═══ Extracted data

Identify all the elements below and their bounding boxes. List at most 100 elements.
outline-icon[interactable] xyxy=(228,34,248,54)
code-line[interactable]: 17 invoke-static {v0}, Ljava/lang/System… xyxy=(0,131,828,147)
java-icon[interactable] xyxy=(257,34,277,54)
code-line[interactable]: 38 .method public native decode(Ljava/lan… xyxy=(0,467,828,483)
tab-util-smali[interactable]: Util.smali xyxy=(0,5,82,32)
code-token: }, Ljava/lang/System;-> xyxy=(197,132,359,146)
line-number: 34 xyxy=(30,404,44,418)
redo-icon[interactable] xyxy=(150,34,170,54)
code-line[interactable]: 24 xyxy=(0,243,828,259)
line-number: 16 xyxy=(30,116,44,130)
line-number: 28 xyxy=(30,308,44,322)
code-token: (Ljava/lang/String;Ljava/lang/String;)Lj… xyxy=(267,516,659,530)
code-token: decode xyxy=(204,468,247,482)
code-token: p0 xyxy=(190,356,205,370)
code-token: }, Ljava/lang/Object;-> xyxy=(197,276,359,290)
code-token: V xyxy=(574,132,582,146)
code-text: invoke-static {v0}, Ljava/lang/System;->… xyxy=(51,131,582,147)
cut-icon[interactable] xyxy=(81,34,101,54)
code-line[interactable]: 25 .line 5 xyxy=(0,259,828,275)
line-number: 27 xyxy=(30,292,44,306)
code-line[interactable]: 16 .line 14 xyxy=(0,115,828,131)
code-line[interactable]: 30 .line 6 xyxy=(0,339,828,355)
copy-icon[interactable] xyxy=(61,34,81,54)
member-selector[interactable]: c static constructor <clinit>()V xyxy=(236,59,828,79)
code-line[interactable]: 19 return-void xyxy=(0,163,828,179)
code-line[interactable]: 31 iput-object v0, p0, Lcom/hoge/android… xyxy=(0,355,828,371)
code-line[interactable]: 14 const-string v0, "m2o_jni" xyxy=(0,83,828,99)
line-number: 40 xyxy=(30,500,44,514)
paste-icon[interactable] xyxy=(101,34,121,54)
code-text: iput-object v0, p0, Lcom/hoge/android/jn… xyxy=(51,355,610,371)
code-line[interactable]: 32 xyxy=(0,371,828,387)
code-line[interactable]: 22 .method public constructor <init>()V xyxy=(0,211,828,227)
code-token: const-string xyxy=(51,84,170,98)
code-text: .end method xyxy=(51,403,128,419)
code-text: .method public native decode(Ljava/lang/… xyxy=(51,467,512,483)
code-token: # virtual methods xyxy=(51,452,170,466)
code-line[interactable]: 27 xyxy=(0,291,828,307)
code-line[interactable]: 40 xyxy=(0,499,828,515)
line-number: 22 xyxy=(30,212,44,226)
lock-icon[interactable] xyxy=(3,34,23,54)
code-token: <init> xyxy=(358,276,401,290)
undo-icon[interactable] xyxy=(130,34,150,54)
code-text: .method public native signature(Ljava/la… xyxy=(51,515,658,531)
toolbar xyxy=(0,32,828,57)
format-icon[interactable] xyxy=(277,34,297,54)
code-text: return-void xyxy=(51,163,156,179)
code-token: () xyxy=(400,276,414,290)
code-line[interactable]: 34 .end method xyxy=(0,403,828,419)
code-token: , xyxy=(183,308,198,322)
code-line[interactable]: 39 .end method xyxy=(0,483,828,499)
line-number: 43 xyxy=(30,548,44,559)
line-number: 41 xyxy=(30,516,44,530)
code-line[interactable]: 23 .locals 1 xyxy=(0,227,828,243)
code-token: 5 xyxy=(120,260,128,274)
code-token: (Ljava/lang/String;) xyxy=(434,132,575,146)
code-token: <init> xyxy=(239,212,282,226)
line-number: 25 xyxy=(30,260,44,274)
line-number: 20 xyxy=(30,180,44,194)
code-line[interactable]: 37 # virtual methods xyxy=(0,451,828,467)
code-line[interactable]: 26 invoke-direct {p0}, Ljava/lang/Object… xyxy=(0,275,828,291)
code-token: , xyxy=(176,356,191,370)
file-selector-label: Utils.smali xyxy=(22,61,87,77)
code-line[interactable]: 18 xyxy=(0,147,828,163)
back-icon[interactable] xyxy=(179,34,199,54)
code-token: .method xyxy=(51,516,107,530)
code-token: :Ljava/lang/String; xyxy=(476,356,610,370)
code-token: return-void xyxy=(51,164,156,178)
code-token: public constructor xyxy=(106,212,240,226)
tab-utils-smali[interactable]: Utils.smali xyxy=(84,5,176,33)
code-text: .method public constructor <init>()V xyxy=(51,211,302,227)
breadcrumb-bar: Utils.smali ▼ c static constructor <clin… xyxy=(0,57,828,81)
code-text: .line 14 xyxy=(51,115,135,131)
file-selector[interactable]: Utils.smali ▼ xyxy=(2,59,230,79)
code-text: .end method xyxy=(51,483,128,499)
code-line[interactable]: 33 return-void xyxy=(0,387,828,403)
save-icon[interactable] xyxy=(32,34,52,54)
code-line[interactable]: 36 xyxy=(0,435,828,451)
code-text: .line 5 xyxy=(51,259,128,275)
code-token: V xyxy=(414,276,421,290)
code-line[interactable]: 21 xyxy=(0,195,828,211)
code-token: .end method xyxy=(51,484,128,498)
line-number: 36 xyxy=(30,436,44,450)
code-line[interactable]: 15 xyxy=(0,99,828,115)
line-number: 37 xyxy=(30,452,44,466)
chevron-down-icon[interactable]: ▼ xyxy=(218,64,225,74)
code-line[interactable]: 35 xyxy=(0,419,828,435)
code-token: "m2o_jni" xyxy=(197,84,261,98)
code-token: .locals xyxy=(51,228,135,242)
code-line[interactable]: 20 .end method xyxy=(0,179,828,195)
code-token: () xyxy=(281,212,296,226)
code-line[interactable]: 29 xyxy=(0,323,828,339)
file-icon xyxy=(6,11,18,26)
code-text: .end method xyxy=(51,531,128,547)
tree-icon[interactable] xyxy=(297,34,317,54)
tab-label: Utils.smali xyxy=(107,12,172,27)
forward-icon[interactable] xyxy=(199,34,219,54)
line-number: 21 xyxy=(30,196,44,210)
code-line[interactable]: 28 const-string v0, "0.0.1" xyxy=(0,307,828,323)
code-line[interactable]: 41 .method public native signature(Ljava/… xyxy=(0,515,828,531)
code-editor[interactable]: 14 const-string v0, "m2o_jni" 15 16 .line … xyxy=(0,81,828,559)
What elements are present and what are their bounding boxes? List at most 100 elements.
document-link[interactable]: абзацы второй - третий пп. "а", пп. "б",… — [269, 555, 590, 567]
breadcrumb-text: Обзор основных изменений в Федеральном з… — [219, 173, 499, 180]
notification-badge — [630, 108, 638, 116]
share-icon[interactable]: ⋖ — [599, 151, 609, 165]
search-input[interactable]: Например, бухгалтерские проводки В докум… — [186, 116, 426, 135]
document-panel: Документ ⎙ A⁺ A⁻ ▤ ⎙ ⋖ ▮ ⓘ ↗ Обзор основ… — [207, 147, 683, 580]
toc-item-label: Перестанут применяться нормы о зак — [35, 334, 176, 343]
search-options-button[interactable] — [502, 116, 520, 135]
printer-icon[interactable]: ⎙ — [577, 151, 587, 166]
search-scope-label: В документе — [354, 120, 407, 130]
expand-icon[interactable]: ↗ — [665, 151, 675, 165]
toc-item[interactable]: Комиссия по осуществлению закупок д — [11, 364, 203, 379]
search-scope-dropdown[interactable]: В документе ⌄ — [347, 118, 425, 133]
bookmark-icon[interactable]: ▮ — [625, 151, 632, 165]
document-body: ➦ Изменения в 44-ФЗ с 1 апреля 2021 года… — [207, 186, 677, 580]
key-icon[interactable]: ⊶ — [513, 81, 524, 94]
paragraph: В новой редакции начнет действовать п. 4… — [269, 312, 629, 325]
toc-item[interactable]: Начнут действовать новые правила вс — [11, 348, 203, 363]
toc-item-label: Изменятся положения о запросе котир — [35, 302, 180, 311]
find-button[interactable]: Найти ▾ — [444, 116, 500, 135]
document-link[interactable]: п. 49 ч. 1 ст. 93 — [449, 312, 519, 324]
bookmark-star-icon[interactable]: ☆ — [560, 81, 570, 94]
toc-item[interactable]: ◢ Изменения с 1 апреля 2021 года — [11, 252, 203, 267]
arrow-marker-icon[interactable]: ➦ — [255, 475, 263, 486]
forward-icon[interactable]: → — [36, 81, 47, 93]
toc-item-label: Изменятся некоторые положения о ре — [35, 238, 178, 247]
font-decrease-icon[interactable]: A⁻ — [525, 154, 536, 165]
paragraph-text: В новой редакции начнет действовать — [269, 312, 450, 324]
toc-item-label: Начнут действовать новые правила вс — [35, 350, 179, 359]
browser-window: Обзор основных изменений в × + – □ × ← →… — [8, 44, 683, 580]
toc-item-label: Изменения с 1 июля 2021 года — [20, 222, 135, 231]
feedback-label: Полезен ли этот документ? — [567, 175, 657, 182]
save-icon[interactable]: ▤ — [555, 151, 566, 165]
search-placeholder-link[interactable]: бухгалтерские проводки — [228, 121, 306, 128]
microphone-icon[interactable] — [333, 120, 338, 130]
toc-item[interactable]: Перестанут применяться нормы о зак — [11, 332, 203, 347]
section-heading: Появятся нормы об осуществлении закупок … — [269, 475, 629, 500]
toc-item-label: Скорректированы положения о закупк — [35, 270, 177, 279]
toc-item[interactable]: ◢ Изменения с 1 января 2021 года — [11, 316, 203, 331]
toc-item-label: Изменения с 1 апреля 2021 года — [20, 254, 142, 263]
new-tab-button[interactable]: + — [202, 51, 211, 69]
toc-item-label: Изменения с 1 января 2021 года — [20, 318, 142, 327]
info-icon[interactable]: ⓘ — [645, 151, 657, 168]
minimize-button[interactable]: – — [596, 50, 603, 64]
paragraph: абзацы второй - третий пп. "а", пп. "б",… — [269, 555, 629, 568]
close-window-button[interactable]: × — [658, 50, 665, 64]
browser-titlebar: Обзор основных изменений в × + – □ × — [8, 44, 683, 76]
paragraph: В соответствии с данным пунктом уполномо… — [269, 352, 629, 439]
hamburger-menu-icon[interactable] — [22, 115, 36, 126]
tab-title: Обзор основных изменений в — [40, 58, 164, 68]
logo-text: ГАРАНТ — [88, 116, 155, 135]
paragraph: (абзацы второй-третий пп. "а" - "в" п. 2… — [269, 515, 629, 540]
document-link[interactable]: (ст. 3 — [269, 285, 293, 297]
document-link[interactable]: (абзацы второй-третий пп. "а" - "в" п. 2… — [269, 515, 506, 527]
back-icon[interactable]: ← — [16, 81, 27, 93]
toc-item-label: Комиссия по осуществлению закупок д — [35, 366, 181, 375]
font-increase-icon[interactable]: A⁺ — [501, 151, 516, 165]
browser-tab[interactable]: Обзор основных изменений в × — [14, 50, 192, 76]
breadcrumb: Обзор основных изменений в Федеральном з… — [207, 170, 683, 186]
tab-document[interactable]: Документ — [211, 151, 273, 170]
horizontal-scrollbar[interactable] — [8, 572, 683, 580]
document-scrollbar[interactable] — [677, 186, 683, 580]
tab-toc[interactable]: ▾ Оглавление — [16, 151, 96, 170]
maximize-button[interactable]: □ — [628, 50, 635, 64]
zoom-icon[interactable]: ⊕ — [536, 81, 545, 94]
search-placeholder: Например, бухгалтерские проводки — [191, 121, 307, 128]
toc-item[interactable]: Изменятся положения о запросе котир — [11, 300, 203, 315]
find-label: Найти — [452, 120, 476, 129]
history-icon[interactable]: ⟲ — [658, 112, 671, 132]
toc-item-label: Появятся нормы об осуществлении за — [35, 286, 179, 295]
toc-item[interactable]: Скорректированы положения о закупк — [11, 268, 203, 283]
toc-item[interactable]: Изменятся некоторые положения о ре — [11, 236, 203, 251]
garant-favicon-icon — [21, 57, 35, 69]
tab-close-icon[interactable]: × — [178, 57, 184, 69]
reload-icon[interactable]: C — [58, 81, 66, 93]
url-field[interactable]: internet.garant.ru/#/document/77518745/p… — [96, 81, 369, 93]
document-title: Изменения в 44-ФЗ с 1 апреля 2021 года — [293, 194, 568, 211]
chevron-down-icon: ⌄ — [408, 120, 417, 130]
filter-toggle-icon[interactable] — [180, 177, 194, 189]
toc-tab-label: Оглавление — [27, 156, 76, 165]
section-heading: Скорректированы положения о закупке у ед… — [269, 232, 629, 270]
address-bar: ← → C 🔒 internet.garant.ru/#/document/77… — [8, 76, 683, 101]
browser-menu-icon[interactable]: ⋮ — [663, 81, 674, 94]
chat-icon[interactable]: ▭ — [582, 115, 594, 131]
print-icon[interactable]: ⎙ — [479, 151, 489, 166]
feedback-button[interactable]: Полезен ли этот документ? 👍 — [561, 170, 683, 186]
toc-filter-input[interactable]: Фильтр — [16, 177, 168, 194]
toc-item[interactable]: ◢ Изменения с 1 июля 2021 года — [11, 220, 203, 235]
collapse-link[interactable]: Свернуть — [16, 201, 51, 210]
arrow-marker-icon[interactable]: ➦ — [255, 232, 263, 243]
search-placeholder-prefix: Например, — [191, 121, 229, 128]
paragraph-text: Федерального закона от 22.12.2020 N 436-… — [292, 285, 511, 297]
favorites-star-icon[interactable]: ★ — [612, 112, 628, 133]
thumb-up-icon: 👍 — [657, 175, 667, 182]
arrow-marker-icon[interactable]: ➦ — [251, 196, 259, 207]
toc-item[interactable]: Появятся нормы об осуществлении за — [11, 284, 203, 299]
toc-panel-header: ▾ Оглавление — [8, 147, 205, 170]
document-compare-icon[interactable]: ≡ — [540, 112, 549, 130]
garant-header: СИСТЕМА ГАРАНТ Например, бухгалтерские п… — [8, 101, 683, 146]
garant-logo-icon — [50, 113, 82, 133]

══════

**Problem to solve**
Rewrite the part of the records that runs from their start through the line containing "code-token: p0 xyxy=(190,356,205,370)", changing every "code-line" to "source-line" and leaving everything else unchanged.

**Exercise solution**
Identify all the elements below and their bounding boxes. List at most 100 elements.
outline-icon[interactable] xyxy=(228,34,248,54)
source-line[interactable]: 17 invoke-static {v0}, Ljava/lang/System… xyxy=(0,131,828,147)
java-icon[interactable] xyxy=(257,34,277,54)
source-line[interactable]: 38 .method public native decode(Ljava/lan… xyxy=(0,467,828,483)
tab-util-smali[interactable]: Util.smali xyxy=(0,5,82,32)
code-token: }, Ljava/lang/System;-> xyxy=(197,132,359,146)
line-number: 34 xyxy=(30,404,44,418)
redo-icon[interactable] xyxy=(150,34,170,54)
source-line[interactable]: 24 xyxy=(0,243,828,259)
line-number: 16 xyxy=(30,116,44,130)
line-number: 28 xyxy=(30,308,44,322)
code-token: (Ljava/lang/String;Ljava/lang/String;)Lj… xyxy=(267,516,659,530)
code-token: decode xyxy=(204,468,247,482)
code-token: p0 xyxy=(190,356,205,370)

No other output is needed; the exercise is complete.